## WHAT YOU WILL DO
Copy out the listing exactly.

# # #

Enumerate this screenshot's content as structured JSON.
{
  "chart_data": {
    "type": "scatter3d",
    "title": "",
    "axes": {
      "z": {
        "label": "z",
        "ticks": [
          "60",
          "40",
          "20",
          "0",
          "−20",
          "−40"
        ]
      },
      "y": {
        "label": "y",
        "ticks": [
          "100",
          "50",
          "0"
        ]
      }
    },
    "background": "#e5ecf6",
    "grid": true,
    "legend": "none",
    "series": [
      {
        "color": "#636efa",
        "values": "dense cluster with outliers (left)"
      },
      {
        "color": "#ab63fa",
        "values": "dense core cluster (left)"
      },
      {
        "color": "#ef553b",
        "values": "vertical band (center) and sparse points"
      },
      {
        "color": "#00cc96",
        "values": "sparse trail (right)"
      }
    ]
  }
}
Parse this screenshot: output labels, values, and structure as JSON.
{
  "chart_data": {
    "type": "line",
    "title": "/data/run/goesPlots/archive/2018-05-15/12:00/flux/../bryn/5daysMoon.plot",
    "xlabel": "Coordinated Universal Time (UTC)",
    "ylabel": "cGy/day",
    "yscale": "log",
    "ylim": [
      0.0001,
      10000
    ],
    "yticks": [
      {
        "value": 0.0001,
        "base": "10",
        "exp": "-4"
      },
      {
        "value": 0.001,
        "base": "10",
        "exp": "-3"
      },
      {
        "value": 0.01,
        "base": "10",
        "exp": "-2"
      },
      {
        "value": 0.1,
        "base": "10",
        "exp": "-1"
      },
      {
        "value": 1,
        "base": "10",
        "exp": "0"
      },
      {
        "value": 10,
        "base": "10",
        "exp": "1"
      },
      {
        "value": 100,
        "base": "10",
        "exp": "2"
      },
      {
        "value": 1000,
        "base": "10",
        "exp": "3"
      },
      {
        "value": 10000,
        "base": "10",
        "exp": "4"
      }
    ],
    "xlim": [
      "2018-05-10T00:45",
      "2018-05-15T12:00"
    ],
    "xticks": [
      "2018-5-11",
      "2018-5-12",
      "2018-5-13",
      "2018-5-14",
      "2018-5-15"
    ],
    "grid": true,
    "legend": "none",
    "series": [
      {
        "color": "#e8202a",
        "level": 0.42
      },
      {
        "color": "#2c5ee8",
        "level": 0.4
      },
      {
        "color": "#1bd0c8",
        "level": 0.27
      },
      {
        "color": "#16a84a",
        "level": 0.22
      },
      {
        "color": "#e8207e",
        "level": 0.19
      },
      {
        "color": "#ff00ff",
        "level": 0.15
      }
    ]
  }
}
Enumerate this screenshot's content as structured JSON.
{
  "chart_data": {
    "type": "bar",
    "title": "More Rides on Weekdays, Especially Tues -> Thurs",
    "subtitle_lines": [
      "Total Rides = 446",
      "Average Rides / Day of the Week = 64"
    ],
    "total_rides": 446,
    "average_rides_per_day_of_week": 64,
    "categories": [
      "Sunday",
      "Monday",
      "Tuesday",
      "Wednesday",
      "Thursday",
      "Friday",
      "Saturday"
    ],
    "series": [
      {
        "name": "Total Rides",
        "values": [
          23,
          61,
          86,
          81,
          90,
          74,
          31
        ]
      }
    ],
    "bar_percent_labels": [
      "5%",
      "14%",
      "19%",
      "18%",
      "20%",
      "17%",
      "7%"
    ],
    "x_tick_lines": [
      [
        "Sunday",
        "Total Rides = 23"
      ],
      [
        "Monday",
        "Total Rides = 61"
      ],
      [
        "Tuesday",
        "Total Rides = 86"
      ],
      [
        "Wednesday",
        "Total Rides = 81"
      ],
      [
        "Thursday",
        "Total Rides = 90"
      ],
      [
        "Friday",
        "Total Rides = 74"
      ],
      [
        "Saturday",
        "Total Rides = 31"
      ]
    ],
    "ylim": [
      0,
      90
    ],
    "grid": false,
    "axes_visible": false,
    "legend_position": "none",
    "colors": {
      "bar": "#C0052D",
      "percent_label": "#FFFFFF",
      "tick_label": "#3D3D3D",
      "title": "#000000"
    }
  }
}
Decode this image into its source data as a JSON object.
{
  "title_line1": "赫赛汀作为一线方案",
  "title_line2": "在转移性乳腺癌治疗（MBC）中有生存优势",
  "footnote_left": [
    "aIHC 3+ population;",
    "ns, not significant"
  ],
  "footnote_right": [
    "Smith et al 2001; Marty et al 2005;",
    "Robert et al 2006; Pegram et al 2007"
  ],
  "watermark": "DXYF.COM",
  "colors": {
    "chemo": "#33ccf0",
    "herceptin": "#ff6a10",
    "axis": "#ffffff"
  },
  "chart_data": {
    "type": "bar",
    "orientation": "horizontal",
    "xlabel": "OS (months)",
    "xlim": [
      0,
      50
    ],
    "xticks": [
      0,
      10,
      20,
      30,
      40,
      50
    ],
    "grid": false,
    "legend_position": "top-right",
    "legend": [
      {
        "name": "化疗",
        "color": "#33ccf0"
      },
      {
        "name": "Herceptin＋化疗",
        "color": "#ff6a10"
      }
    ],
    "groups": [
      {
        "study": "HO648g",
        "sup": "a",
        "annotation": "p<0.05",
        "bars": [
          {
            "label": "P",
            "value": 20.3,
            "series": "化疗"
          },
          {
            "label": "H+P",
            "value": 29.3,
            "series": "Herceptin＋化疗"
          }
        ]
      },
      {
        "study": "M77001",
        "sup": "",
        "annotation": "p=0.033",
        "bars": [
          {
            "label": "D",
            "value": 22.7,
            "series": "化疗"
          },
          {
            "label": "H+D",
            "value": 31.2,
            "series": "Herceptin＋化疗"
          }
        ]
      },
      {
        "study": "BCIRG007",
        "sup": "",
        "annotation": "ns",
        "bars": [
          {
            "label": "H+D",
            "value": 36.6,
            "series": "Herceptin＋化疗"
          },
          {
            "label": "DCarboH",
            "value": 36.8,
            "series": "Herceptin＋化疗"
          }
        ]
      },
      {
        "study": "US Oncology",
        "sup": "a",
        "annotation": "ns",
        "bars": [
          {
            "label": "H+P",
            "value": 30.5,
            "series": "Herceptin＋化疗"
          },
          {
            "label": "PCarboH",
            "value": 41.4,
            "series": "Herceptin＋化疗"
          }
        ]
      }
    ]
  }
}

# # #

## TASK ANSWER
Enumerate this screenshot's content as structured JSON.
{
  "chart_data": {
    "type": "scatter3d",
    "title": "",
    "axes": {
      "z": {
        "label": "z",
        "ticks": [
          "60",
          "40",
          "20",
          "0",
          "−20",
          "−40"
        ]
      },
      "y": {
        "label": "y",
        "ticks": [
          "100",
          "50",
          "0"
        ]
      }
    },
    "background": "#e5ecf6",
    "grid": true,
    "legend": "none",
    "series": [
      {
        "color": "#636efa",
        "values": "dense cluster with outliers (left)"
      },
      {
        "color": "#ab63fa",
        "values": "dense core cluster (left)"
      },
      {
        "color": "#ef553b",
        "values": "vertical band (center) and sparse points"
      },
      {
        "color": "#00cc96",
        "values": "sparse trail (right)"
      }
    ]
  }
}
Parse this screenshot: output labels, values, and structure as JSON.
{
  "chart_data": {
    "type": "line",
    "title": "/data/run/goesPlots/archive/2018-05-15/12:00/flux/../bryn/5daysMoon.plot",
    "xlabel": "Coordinated Universal Time (UTC)",
    "ylabel": "cGy/day",
    "yscale": "log",
    "ylim": [
      0.0001,
      10000
    ],
    "yticks": [
      {
        "value": 0.0001,
        "base": "10",
        "exp": "-4"
      },
      {
        "value": 0.001,
        "base": "10",
        "exp": "-3"
      },
      {
        "value": 0.01,
        "base": "10",
        "exp": "-2"
      },
      {
        "value": 0.1,
        "base": "10",
        "exp": "-1"
      },
      {
        "value": 1,
        "base": "10",
        "exp": "0"
      },
      {
        "value": 10,
        "base": "10",
        "exp": "1"
      },
      {
        "value": 100,
        "base": "10",
        "exp": "2"
      },
      {
        "value": 1000,
        "base": "10",
        "exp": "3"
      },
      {
        "value": 10000,
        "base": "10",
        "exp": "4"
      }
    ],
    "xlim": [
      "2018-05-10T00:45",
      "2018-05-15T12:00"
    ],
    "xticks": [
      "2018-5-11",
      "2018-5-12",
      "2018-5-13",
      "2018-5-14",
      "2018-5-15"
    ],
    "grid": true,
    "legend": "none",
    "series": [
      {
        "color": "#e8202a",
        "level": 0.42
      },
      {
        "color": "#2c5ee8",
        "level": 0.4
      },
      {
        "color": "#1bd0c8",
        "level": 0.27
      },
      {
        "color": "#16a84a",
        "level": 0.22
      },
      {
        "color": "#e8207e",
        "level": 0.19
      },
      {
        "color": "#ff00ff",
        "level": 0.15
      }
    ]
  }
}
Enumerate this screenshot's content as structured JSON.
{
  "chart_data": {
    "type": "bar",
    "title": "More Rides on Weekdays, Especially Tues -> Thurs",
    "subtitle_lines": [
      "Total Rides = 446",
      "Average Rides / Day of the Week = 64"
    ],
    "total_rides": 446,
    "average_rides_per_day_of_week": 64,
    "categories": [
      "Sunday",
      "Monday",
      "Tuesday",
      "Wednesday",
      "Thursday",
      "Friday",
      "Saturday"
    ],
    "series": [
      {
        "name": "Total Rides",
        "values": [
          23,
          61,
          86,
          81,
          90,
          74,
          31
        ]
      }
    ],
    "bar_percent_labels": [
      "5%",
      "14%",
      "19%",
      "18%",
      "20%",
      "17%",
      "7%"
    ],
    "x_tick_lines": [
      [
        "Sunday",
        "Total Rides = 23"
      ],
      [
        "Monday",
        "Total Rides = 61"
      ],
      [
        "Tuesday",
        "Total Rides = 86"
      ],
      [
        "Wednesday",
        "Total Rides = 81"
      ],
      [
        "Thursday",
        "Total Rides = 90"
      ],
      [
        "Friday",
        "Total Rides = 74"
      ],
      [
        "Saturday",
        "Total Rides = 31"
      ]
    ],
    "ylim": [
      0,
      90
    ],
    "grid": false,
    "axes_visible": false,
    "legend_position": "none",
    "colors": {
      "bar": "#C0052D",
      "percent_label": "#FFFFFF",
      "tick_label": "#3D3D3D",
      "title": "#000000"
    }
  }
}
Decode this image into its source data as a JSON object.
{
  "title_line1": "赫赛汀作为一线方案",
  "title_line2": "在转移性乳腺癌治疗（MBC）中有生存优势",
  "footnote_left": [
    "aIHC 3+ population;",
    "ns, not significant"
  ],
  "footnote_right": [
    "Smith et al 2001; Marty et al 2005;",
    "Robert et al 2006; Pegram et al 2007"
  ],
  "watermark": "DXYF.COM",
  "colors": {
    "chemo": "#33ccf0",
    "herceptin": "#ff6a10",
    "axis": "#ffffff"
  },
  "chart_data": {
    "type": "bar",
    "orientation": "horizontal",
    "xlabel": "OS (months)",
    "xlim": [
      0,
      50
    ],
    "xticks": [
      0,
      10,
      20,
      30,
      40,
      50
    ],
    "grid": false,
    "legend_position": "top-right",
    "legend": [
      {
        "name": "化疗",
        "color": "#33ccf0"
      },
      {
        "name": "Herceptin＋化疗",
        "color": "#ff6a10"
      }
    ],
    "groups": [
      {
        "study": "HO648g",
        "sup": "a",
        "annotation": "p<0.05",
        "bars": [
          {
            "label": "P",
            "value": 20.3,
            "series": "化疗"
          },
          {
            "label": "H+P",
            "value": 29.3,
            "series": "Herceptin＋化疗"
          }
        ]
      },
      {
        "study": "M77001",
        "sup": "",
        "annotation": "p=0.033",
        "bars": [
          {
            "label": "D",
            "value": 22.7,
            "series": "化疗"
          },
          {
            "label": "H+D",
            "value": 31.2,
            "series": "Herceptin＋化疗"
          }
        ]
      },
      {
        "study": "BCIRG007",
        "sup": "",
        "annotation": "ns",
        "bars": [
          {
            "label": "H+D",
            "value": 36.6,
            "series": "Herceptin＋化疗"
          },
          {
            "label": "DCarboH",
            "value": 36.8,
            "series": "Herceptin＋化疗"
          }
        ]
      },
      {
        "study": "US Oncology",
        "sup": "a",
        "annotation": "ns",
        "bars": [
          {
            "label": "H+P",
            "value": 30.5,
            "series": "Herceptin＋化疗"
          },
          {
            "label": "PCarboH",
            "value": 41.4,
            "series": "Herceptin＋化疗"
          }
        ]
      }
    ]
  }
}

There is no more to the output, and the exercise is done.